TASK TO CARRY OUT: Gather all lines with "screenshot" from the records.

DATA SUPPLIED:
****

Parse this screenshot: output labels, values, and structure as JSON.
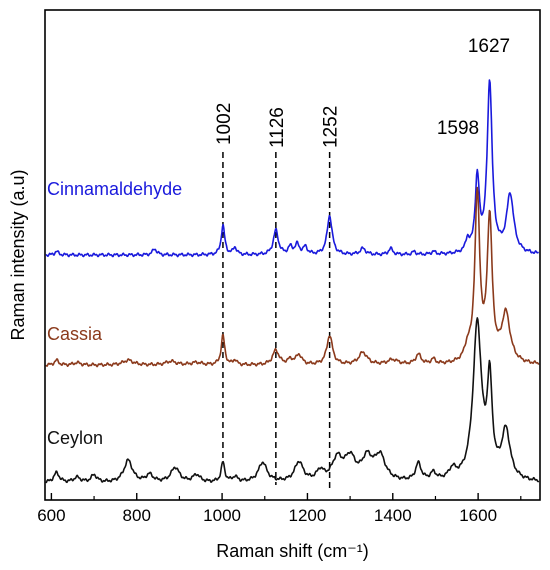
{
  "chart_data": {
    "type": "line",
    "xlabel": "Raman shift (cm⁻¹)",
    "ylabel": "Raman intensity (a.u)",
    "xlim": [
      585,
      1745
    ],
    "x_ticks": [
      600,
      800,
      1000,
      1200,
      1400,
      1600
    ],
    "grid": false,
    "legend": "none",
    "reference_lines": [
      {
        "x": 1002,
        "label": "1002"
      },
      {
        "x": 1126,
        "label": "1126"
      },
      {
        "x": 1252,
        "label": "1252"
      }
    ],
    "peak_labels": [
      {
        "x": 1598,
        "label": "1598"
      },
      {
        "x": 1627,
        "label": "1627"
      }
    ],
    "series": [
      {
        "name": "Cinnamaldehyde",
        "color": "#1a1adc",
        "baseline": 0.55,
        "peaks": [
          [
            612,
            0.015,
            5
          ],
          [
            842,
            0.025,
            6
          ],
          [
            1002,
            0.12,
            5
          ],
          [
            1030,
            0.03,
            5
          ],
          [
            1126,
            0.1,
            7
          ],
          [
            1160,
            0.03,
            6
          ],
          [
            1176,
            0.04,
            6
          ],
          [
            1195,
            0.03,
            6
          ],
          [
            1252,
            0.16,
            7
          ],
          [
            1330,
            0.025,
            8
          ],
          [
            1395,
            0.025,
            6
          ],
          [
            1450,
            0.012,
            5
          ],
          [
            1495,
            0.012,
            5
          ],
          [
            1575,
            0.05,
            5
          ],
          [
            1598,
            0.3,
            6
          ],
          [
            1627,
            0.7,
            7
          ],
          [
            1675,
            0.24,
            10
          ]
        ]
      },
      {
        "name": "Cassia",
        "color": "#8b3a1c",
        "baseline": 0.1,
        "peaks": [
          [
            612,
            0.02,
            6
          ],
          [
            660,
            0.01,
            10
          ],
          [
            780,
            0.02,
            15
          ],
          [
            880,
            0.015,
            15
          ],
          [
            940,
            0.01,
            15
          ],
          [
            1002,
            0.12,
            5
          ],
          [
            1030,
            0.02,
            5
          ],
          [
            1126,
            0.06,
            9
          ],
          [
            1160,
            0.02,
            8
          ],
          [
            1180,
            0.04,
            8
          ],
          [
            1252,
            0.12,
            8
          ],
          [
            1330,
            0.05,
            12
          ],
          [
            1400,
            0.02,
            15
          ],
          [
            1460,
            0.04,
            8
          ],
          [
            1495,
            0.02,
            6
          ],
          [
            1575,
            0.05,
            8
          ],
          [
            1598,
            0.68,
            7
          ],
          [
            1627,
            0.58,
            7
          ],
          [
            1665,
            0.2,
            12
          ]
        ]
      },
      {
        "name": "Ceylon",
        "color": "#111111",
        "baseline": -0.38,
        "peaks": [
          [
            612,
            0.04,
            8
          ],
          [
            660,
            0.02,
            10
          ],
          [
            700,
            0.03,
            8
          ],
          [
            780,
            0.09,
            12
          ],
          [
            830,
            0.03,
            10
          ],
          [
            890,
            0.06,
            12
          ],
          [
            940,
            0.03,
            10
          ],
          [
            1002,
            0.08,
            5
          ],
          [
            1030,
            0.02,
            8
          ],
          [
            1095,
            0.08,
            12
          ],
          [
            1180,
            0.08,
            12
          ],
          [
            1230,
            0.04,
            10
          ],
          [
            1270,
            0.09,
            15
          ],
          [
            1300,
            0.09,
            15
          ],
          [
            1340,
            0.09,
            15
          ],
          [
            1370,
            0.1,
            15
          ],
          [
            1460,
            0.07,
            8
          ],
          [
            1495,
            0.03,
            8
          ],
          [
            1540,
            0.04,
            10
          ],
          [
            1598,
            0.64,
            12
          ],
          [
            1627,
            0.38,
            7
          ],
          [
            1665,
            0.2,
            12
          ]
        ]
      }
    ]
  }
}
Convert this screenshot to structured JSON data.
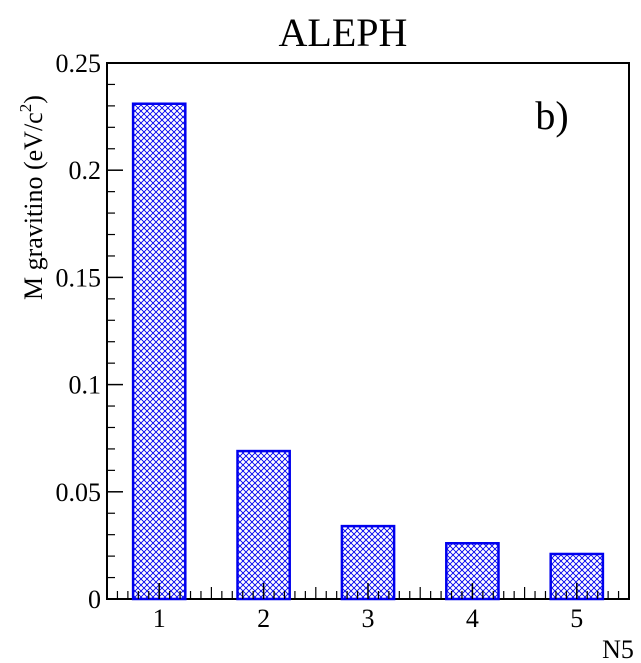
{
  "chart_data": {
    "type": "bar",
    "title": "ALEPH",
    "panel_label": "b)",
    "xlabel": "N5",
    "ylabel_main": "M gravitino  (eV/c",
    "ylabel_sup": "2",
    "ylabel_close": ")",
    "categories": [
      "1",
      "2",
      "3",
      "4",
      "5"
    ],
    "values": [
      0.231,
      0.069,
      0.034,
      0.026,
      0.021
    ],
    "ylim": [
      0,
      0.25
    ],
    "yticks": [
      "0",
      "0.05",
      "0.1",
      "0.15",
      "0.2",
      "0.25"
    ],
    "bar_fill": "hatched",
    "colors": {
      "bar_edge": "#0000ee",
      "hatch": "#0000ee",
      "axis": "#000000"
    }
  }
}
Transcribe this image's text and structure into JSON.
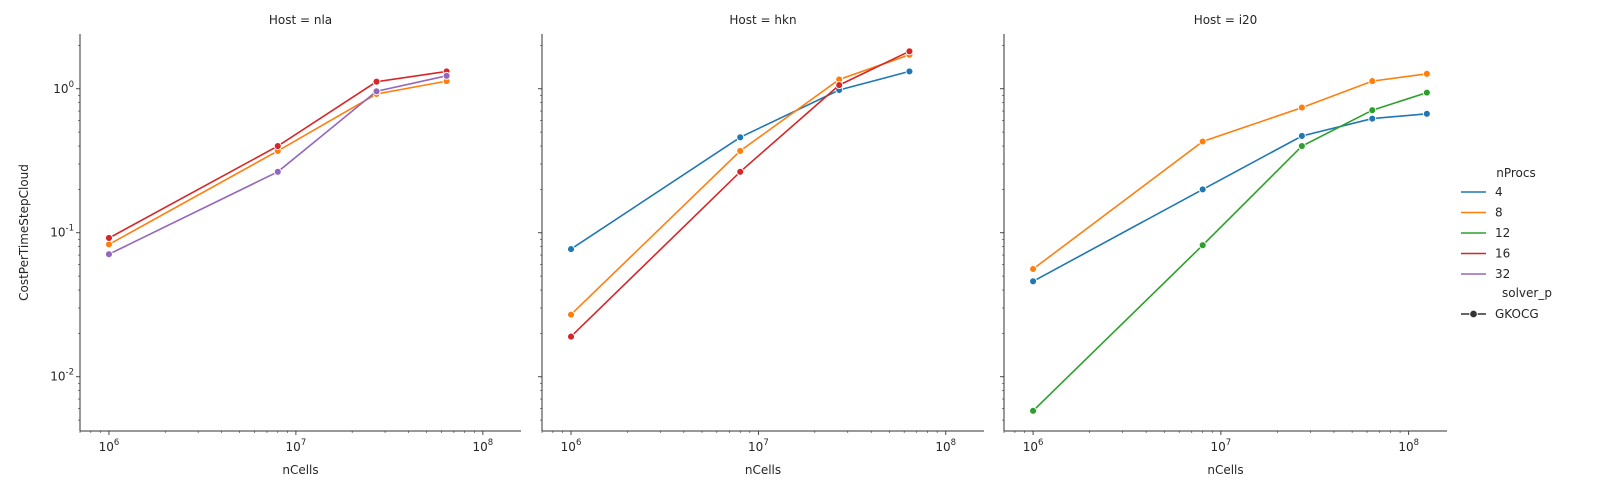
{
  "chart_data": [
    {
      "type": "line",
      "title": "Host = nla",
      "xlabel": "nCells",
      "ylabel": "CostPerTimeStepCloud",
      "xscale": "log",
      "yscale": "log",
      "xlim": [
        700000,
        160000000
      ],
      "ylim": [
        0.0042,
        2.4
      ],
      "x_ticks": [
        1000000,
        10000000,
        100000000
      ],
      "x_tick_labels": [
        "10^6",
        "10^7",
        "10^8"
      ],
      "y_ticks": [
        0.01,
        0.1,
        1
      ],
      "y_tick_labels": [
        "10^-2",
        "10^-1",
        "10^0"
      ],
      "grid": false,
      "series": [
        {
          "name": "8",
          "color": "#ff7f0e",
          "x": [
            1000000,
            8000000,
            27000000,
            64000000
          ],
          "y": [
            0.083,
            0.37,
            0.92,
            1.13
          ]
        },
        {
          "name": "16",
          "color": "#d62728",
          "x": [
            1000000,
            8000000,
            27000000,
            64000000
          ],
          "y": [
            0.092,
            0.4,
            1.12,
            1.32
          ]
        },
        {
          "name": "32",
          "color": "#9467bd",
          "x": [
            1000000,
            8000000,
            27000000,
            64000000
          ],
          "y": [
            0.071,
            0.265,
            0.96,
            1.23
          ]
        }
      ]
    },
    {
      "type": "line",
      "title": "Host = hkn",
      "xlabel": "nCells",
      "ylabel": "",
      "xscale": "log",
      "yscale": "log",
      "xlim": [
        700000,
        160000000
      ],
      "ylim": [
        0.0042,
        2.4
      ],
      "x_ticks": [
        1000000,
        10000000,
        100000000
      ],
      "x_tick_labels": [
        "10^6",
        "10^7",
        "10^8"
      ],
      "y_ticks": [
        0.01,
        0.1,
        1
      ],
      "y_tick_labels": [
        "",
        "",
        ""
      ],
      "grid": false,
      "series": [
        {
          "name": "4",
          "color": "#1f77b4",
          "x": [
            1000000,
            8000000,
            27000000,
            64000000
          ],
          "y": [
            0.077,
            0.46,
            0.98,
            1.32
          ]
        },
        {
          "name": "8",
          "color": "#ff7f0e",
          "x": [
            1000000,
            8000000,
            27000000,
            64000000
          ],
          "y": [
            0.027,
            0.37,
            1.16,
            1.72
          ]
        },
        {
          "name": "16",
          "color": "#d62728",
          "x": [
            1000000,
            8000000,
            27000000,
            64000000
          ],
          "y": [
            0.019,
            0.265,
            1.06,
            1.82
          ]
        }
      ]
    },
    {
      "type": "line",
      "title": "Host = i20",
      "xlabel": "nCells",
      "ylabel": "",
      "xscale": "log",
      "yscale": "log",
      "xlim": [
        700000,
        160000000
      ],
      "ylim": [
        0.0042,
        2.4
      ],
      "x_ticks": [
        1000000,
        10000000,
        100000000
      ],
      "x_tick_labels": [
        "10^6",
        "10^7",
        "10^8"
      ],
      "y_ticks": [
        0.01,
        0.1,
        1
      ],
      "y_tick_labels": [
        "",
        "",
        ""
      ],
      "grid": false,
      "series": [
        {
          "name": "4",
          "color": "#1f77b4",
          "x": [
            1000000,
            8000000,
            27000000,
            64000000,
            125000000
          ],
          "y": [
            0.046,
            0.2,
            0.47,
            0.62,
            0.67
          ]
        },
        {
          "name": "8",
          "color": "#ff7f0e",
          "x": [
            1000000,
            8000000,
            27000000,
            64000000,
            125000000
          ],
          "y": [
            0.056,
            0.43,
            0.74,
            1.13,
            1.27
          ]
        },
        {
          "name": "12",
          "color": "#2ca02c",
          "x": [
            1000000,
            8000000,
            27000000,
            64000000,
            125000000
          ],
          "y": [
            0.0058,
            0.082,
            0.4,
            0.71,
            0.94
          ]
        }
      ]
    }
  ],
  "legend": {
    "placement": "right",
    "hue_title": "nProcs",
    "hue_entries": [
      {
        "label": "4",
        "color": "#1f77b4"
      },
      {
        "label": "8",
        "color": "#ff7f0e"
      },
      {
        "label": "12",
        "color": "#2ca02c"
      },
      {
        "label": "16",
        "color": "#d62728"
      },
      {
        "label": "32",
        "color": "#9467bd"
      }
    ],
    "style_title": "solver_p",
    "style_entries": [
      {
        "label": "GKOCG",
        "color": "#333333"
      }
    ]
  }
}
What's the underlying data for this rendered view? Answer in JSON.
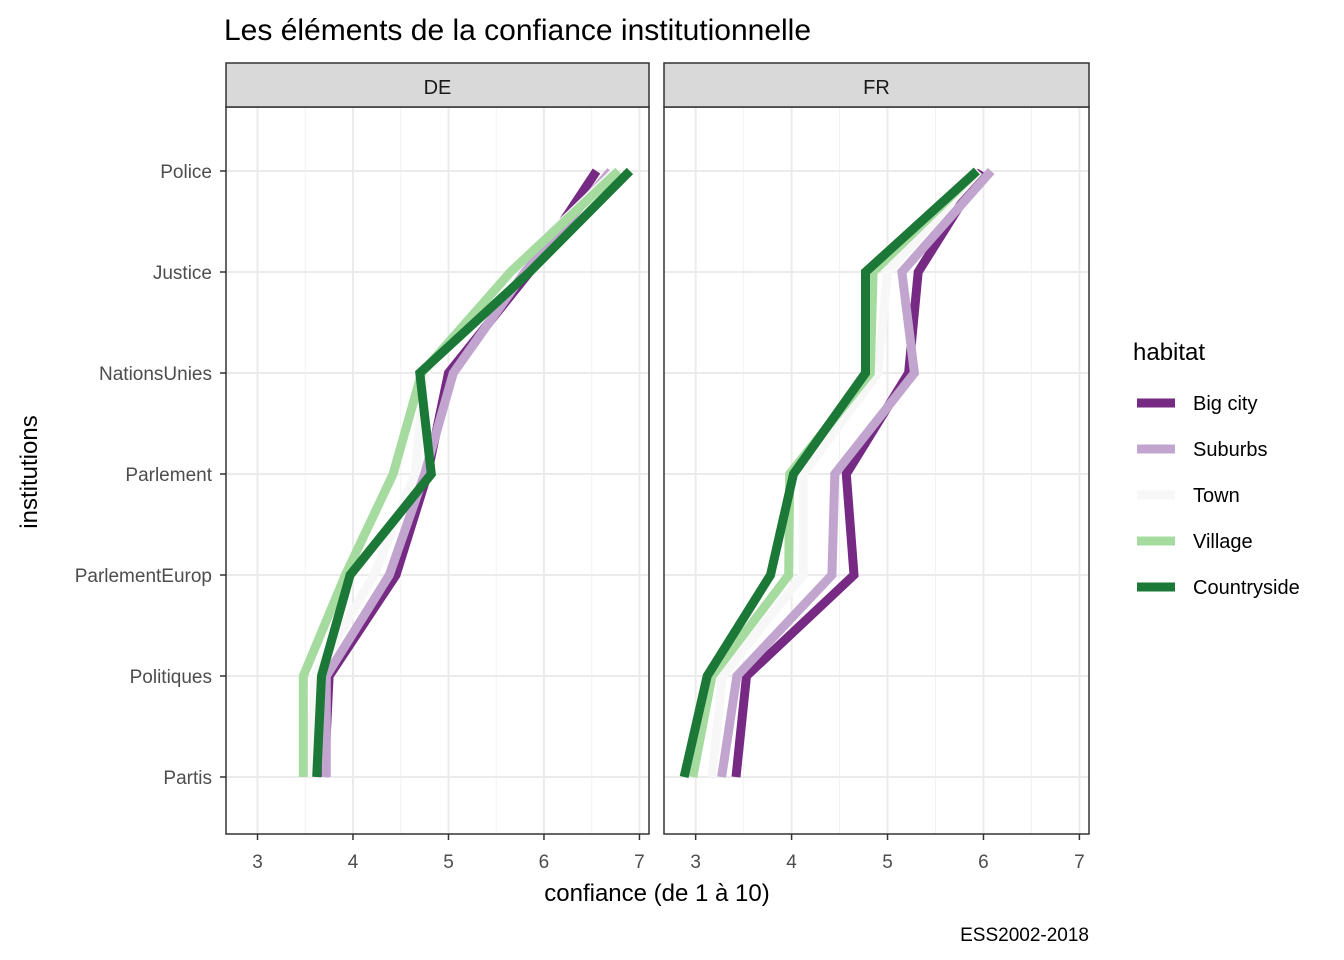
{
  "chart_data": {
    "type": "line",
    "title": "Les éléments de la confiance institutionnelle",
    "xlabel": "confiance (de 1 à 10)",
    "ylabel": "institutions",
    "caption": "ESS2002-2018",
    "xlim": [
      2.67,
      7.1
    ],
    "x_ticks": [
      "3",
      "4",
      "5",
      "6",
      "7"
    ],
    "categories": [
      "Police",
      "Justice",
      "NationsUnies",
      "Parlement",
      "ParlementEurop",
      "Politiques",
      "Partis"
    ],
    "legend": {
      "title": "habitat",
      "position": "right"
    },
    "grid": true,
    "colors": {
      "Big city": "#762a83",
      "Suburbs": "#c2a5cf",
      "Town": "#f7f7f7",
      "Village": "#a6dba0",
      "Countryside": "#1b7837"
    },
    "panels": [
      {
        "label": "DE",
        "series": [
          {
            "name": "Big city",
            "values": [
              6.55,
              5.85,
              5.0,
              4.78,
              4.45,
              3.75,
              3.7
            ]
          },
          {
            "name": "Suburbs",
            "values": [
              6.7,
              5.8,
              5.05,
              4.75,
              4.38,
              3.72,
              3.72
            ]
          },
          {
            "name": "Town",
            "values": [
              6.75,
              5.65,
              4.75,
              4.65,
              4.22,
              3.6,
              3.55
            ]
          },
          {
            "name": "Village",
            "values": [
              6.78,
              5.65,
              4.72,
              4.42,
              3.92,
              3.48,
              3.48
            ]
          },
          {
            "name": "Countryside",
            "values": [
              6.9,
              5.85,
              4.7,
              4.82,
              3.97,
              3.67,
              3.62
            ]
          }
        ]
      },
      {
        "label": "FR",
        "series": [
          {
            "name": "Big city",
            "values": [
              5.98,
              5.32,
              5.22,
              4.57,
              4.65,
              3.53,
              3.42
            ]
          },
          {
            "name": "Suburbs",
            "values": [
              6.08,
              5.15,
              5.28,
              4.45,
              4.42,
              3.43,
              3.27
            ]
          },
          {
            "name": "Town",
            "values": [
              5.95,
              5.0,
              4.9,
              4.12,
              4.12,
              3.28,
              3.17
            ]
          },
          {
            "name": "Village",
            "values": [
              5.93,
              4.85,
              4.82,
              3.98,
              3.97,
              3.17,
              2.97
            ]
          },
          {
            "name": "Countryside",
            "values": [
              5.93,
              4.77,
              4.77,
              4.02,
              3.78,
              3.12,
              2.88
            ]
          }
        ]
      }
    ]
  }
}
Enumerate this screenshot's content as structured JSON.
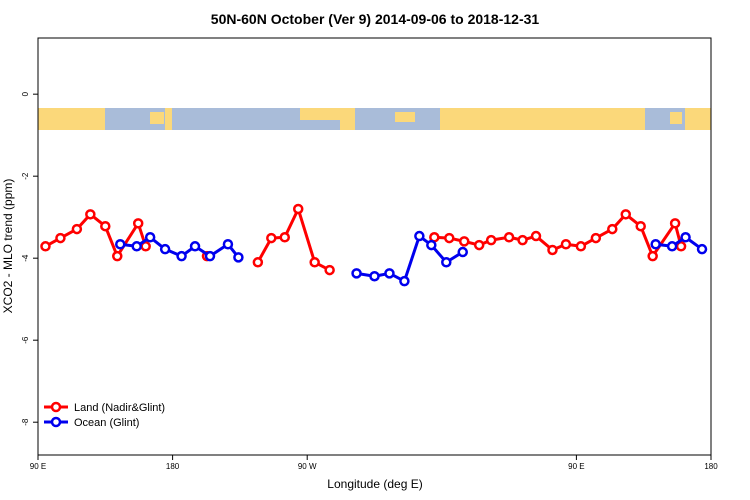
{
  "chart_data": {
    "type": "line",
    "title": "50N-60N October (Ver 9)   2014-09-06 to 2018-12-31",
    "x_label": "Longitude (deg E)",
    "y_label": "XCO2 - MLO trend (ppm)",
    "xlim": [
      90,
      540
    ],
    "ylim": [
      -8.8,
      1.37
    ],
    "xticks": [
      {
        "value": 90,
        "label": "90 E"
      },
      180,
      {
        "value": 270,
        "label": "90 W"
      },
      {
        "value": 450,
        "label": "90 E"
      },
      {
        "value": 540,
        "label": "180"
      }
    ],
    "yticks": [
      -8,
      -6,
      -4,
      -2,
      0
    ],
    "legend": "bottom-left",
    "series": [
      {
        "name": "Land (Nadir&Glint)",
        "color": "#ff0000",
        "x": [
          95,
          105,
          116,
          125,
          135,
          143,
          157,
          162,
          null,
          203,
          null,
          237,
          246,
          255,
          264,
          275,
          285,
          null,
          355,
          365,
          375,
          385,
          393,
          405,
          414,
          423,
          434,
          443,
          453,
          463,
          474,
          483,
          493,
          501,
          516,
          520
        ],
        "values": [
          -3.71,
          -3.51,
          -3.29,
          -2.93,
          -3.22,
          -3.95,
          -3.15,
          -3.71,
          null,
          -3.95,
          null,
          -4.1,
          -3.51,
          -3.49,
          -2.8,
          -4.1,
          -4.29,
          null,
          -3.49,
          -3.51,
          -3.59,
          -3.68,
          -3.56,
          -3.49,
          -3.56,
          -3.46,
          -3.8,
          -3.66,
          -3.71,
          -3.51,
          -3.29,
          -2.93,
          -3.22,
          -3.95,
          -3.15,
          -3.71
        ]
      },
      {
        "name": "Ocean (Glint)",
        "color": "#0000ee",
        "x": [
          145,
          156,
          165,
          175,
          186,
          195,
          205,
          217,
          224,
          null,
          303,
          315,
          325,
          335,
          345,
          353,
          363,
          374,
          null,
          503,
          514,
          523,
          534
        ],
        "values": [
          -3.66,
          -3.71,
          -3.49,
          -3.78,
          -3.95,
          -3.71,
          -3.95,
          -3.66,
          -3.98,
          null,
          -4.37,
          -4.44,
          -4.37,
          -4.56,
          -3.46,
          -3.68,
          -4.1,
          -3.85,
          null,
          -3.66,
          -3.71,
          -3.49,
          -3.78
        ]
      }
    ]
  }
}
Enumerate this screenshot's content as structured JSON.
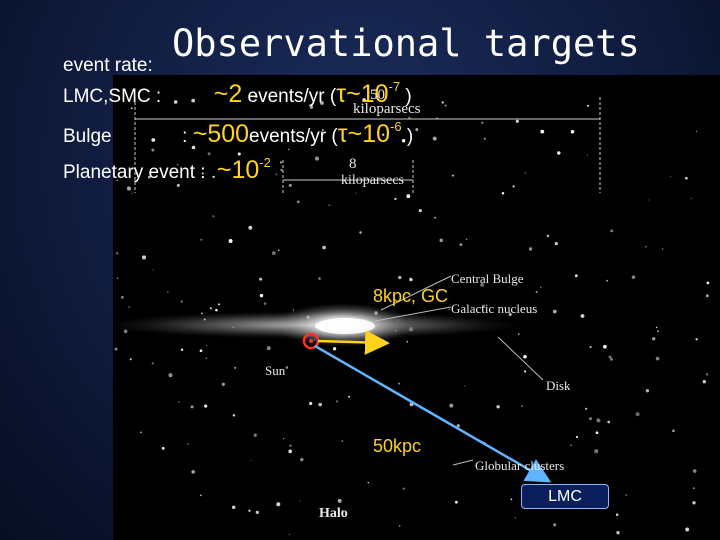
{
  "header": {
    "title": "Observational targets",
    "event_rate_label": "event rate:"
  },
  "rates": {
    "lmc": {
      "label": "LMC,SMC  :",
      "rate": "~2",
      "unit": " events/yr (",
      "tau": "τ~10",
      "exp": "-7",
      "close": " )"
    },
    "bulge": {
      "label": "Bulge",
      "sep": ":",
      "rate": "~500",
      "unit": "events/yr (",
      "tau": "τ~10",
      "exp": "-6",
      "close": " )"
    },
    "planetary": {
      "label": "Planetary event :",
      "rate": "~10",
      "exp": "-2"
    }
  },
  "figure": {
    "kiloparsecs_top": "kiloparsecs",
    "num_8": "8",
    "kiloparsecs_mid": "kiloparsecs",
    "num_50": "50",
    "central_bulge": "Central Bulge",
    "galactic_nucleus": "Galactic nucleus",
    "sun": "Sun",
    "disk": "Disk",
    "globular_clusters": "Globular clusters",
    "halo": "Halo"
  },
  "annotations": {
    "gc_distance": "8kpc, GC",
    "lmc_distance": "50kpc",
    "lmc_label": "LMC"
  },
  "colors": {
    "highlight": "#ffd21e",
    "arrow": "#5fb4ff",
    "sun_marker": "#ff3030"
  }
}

****

TASK SOLUTION:
Parse this screenshot: output labels, values, and structure as JSON.
Convert this screenshot to structured JSON data.
Enumerate this screenshot's content as structured JSON.
Enumerate this screenshot's content as structured JSON.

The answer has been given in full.